◆ Task data:
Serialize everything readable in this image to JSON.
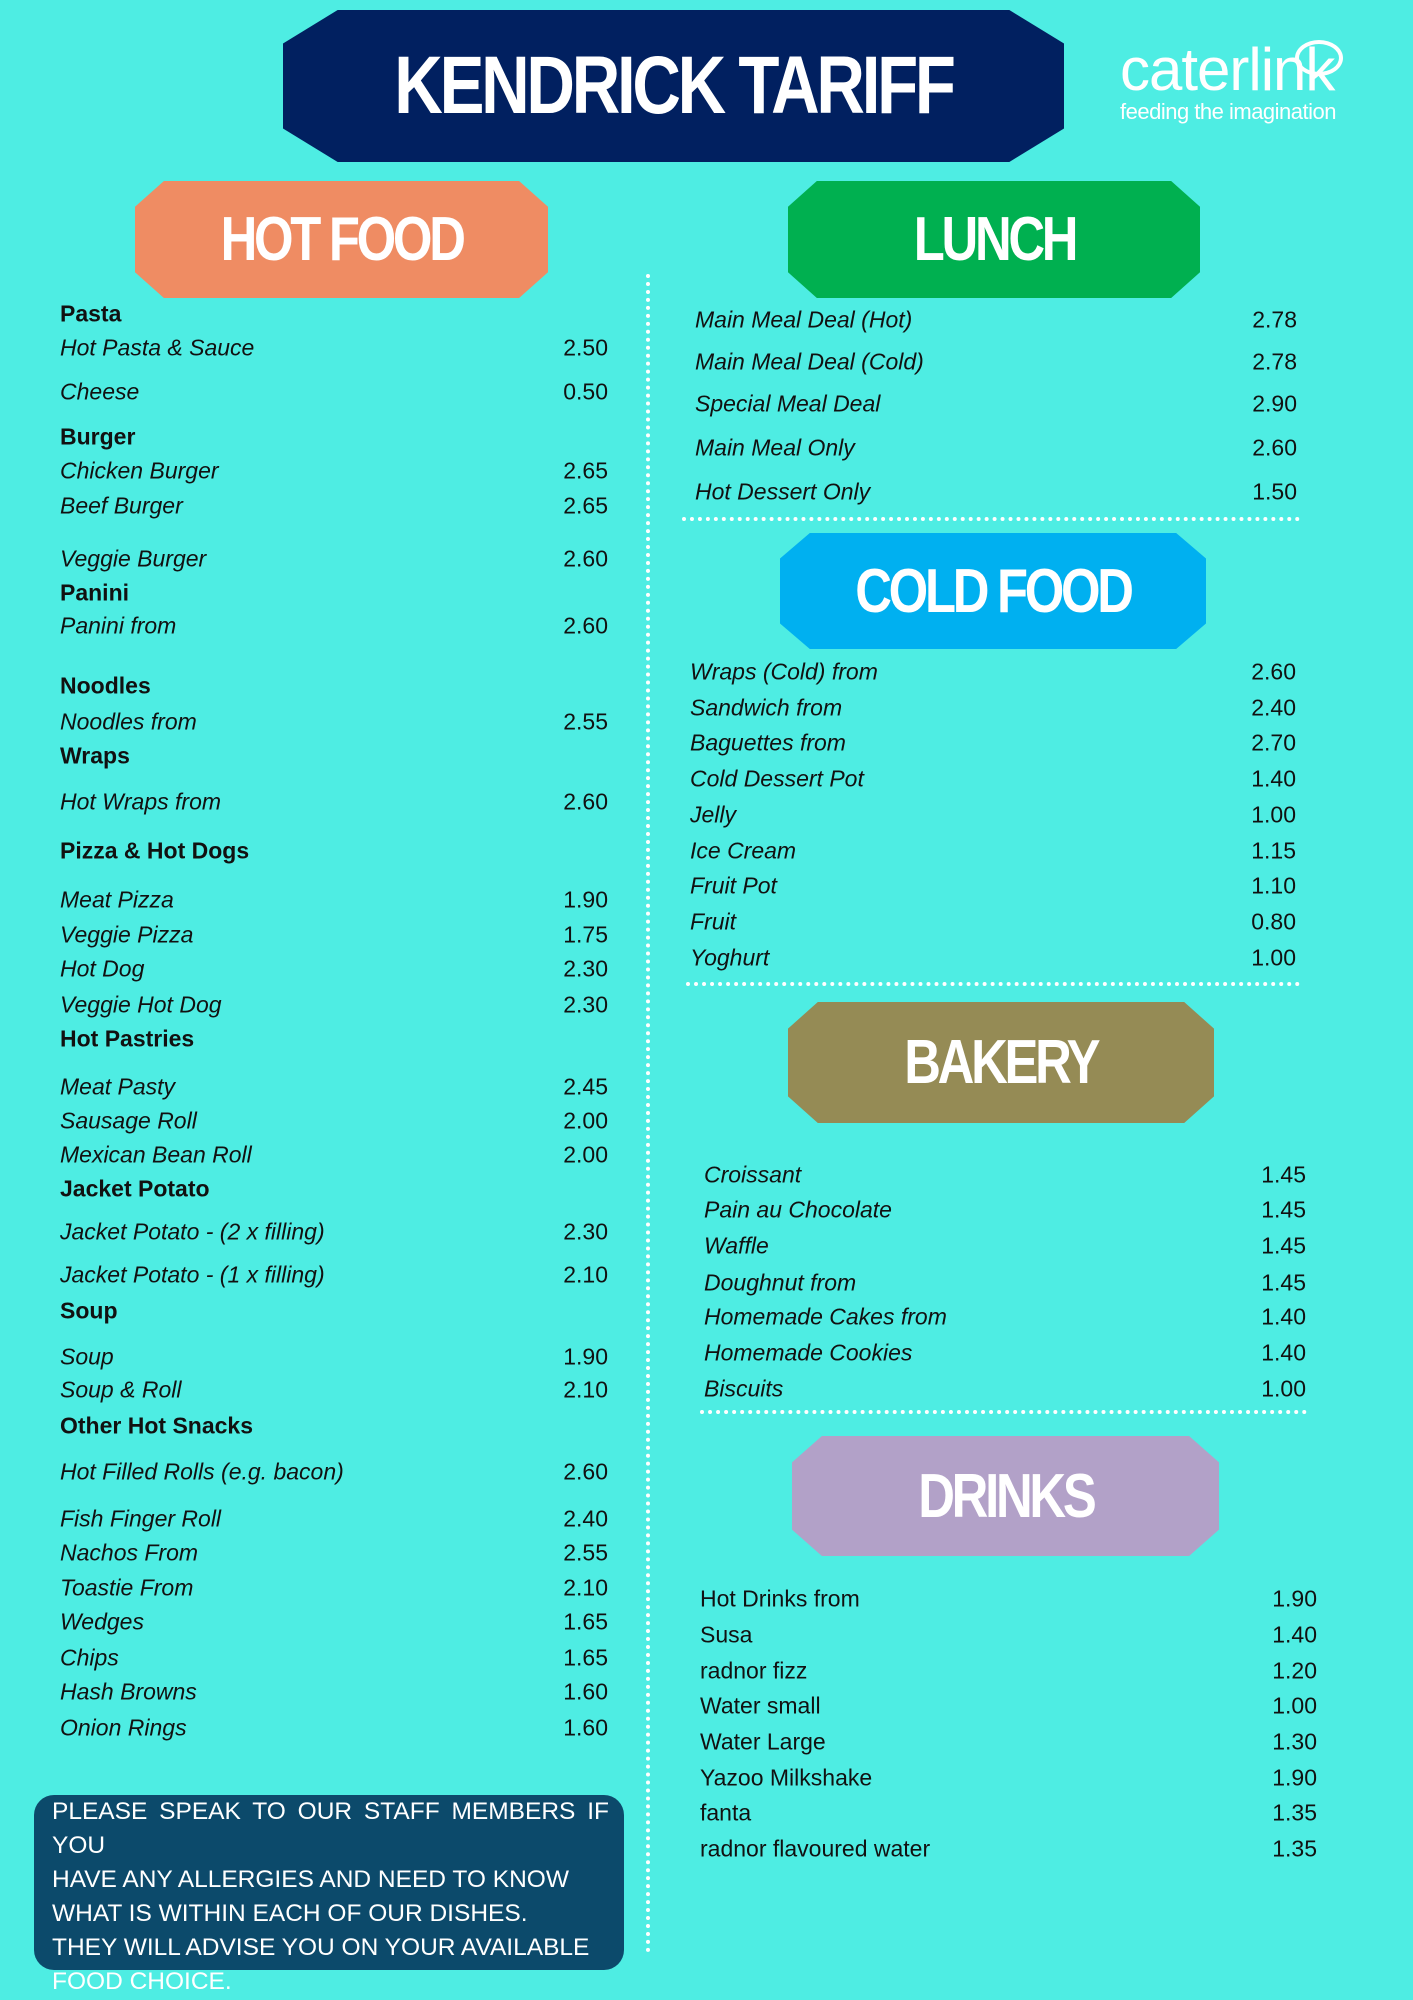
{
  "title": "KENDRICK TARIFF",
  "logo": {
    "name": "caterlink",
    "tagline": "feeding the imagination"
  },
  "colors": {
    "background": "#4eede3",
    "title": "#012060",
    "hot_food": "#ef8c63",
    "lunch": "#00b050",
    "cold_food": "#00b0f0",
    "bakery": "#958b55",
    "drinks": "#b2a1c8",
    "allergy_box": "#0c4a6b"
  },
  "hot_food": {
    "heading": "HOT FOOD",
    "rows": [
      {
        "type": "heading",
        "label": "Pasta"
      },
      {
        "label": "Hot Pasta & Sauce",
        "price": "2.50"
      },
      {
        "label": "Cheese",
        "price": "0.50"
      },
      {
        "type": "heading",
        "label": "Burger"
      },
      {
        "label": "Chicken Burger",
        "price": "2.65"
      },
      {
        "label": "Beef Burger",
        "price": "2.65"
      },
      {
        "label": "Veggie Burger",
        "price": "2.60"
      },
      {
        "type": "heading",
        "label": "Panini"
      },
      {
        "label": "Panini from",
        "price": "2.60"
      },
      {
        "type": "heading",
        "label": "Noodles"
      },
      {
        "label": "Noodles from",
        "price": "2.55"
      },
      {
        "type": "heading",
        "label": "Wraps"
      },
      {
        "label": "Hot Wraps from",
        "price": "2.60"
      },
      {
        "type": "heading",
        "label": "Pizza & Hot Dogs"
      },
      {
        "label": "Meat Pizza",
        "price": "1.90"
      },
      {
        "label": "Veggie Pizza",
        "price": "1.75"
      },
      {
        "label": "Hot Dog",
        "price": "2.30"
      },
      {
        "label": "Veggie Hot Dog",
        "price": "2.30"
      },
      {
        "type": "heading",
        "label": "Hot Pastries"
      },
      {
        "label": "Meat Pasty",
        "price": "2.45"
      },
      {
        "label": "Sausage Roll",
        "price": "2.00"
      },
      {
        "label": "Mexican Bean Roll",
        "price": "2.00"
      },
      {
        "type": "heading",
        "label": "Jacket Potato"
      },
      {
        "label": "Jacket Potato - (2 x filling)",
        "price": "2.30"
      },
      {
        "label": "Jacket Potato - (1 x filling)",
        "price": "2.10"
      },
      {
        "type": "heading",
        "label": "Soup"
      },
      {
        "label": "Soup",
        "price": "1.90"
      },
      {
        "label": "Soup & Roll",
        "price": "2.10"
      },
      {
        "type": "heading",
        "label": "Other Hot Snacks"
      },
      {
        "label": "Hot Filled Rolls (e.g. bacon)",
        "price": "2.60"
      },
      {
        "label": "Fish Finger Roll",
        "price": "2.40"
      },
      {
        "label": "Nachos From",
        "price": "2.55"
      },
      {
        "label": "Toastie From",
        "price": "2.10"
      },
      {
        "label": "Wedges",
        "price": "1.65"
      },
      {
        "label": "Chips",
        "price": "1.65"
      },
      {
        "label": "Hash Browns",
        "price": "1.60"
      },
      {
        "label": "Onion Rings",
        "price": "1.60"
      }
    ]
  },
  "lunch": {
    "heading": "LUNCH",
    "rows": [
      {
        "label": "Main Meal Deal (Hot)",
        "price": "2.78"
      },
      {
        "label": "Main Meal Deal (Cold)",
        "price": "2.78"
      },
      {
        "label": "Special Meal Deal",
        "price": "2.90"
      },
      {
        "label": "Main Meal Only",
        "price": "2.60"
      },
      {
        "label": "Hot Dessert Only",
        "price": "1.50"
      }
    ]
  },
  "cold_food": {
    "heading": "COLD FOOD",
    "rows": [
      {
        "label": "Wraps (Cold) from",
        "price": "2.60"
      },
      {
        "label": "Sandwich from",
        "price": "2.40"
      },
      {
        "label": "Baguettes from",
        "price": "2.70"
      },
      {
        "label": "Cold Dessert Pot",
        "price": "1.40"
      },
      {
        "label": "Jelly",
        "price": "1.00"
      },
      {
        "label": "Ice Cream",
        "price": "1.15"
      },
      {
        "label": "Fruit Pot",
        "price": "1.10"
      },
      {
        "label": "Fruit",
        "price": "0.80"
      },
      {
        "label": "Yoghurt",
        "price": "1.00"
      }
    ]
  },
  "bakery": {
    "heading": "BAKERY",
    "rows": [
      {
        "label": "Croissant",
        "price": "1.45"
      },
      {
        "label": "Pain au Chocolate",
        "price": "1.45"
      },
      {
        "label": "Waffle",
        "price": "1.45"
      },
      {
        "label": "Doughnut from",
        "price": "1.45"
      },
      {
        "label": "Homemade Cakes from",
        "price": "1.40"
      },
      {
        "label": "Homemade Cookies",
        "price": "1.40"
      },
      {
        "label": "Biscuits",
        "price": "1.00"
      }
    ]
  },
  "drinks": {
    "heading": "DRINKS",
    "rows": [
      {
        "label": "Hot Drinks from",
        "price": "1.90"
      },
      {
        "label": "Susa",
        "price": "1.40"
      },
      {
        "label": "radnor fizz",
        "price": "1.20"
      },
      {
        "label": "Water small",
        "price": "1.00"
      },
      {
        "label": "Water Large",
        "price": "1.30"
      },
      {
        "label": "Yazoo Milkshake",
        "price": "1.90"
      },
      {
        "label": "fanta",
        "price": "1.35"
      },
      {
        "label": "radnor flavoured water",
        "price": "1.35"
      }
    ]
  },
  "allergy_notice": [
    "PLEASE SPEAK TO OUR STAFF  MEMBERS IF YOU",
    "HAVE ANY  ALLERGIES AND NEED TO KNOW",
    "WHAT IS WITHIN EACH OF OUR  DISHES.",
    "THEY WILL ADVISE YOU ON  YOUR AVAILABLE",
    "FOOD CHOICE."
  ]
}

◆ Task requirements: Skipping the pictures, transcribe each line above exactly as it appears.

◆ Answer in full:
Serialize everything readable in this image to JSON.
{
  "title": "KENDRICK TARIFF",
  "logo": {
    "name": "caterlink",
    "tagline": "feeding the imagination"
  },
  "colors": {
    "background": "#4eede3",
    "title": "#012060",
    "hot_food": "#ef8c63",
    "lunch": "#00b050",
    "cold_food": "#00b0f0",
    "bakery": "#958b55",
    "drinks": "#b2a1c8",
    "allergy_box": "#0c4a6b"
  },
  "hot_food": {
    "heading": "HOT FOOD",
    "rows": [
      {
        "type": "heading",
        "label": "Pasta"
      },
      {
        "label": "Hot Pasta & Sauce",
        "price": "2.50"
      },
      {
        "label": "Cheese",
        "price": "0.50"
      },
      {
        "type": "heading",
        "label": "Burger"
      },
      {
        "label": "Chicken Burger",
        "price": "2.65"
      },
      {
        "label": "Beef Burger",
        "price": "2.65"
      },
      {
        "label": "Veggie Burger",
        "price": "2.60"
      },
      {
        "type": "heading",
        "label": "Panini"
      },
      {
        "label": "Panini from",
        "price": "2.60"
      },
      {
        "type": "heading",
        "label": "Noodles"
      },
      {
        "label": "Noodles from",
        "price": "2.55"
      },
      {
        "type": "heading",
        "label": "Wraps"
      },
      {
        "label": "Hot Wraps from",
        "price": "2.60"
      },
      {
        "type": "heading",
        "label": "Pizza & Hot Dogs"
      },
      {
        "label": "Meat Pizza",
        "price": "1.90"
      },
      {
        "label": "Veggie Pizza",
        "price": "1.75"
      },
      {
        "label": "Hot Dog",
        "price": "2.30"
      },
      {
        "label": "Veggie Hot Dog",
        "price": "2.30"
      },
      {
        "type": "heading",
        "label": "Hot Pastries"
      },
      {
        "label": "Meat Pasty",
        "price": "2.45"
      },
      {
        "label": "Sausage Roll",
        "price": "2.00"
      },
      {
        "label": "Mexican Bean Roll",
        "price": "2.00"
      },
      {
        "type": "heading",
        "label": "Jacket Potato"
      },
      {
        "label": "Jacket Potato - (2 x filling)",
        "price": "2.30"
      },
      {
        "label": "Jacket Potato - (1 x filling)",
        "price": "2.10"
      },
      {
        "type": "heading",
        "label": "Soup"
      },
      {
        "label": "Soup",
        "price": "1.90"
      },
      {
        "label": "Soup & Roll",
        "price": "2.10"
      },
      {
        "type": "heading",
        "label": "Other Hot Snacks"
      },
      {
        "label": "Hot Filled Rolls (e.g. bacon)",
        "price": "2.60"
      },
      {
        "label": "Fish Finger Roll",
        "price": "2.40"
      },
      {
        "label": "Nachos From",
        "price": "2.55"
      },
      {
        "label": "Toastie From",
        "price": "2.10"
      },
      {
        "label": "Wedges",
        "price": "1.65"
      },
      {
        "label": "Chips",
        "price": "1.65"
      },
      {
        "label": "Hash Browns",
        "price": "1.60"
      },
      {
        "label": "Onion Rings",
        "price": "1.60"
      }
    ]
  },
  "lunch": {
    "heading": "LUNCH",
    "rows": [
      {
        "label": "Main Meal Deal (Hot)",
        "price": "2.78"
      },
      {
        "label": "Main Meal Deal (Cold)",
        "price": "2.78"
      },
      {
        "label": "Special Meal Deal",
        "price": "2.90"
      },
      {
        "label": "Main Meal Only",
        "price": "2.60"
      },
      {
        "label": "Hot Dessert Only",
        "price": "1.50"
      }
    ]
  },
  "cold_food": {
    "heading": "COLD FOOD",
    "rows": [
      {
        "label": "Wraps (Cold) from",
        "price": "2.60"
      },
      {
        "label": "Sandwich from",
        "price": "2.40"
      },
      {
        "label": "Baguettes from",
        "price": "2.70"
      },
      {
        "label": "Cold Dessert Pot",
        "price": "1.40"
      },
      {
        "label": "Jelly",
        "price": "1.00"
      },
      {
        "label": "Ice Cream",
        "price": "1.15"
      },
      {
        "label": "Fruit Pot",
        "price": "1.10"
      },
      {
        "label": "Fruit",
        "price": "0.80"
      },
      {
        "label": "Yoghurt",
        "price": "1.00"
      }
    ]
  },
  "bakery": {
    "heading": "BAKERY",
    "rows": [
      {
        "label": "Croissant",
        "price": "1.45"
      },
      {
        "label": "Pain au Chocolate",
        "price": "1.45"
      },
      {
        "label": "Waffle",
        "price": "1.45"
      },
      {
        "label": "Doughnut from",
        "price": "1.45"
      },
      {
        "label": "Homemade Cakes from",
        "price": "1.40"
      },
      {
        "label": "Homemade Cookies",
        "price": "1.40"
      },
      {
        "label": "Biscuits",
        "price": "1.00"
      }
    ]
  },
  "drinks": {
    "heading": "DRINKS",
    "rows": [
      {
        "label": "Hot Drinks from",
        "price": "1.90"
      },
      {
        "label": "Susa",
        "price": "1.40"
      },
      {
        "label": "radnor fizz",
        "price": "1.20"
      },
      {
        "label": "Water small",
        "price": "1.00"
      },
      {
        "label": "Water Large",
        "price": "1.30"
      },
      {
        "label": "Yazoo Milkshake",
        "price": "1.90"
      },
      {
        "label": "fanta",
        "price": "1.35"
      },
      {
        "label": "radnor flavoured water",
        "price": "1.35"
      }
    ]
  },
  "allergy_notice": [
    "PLEASE SPEAK TO OUR STAFF  MEMBERS IF YOU",
    "HAVE ANY  ALLERGIES AND NEED TO KNOW",
    "WHAT IS WITHIN EACH OF OUR  DISHES.",
    "THEY WILL ADVISE YOU ON  YOUR AVAILABLE",
    "FOOD CHOICE."
  ]
}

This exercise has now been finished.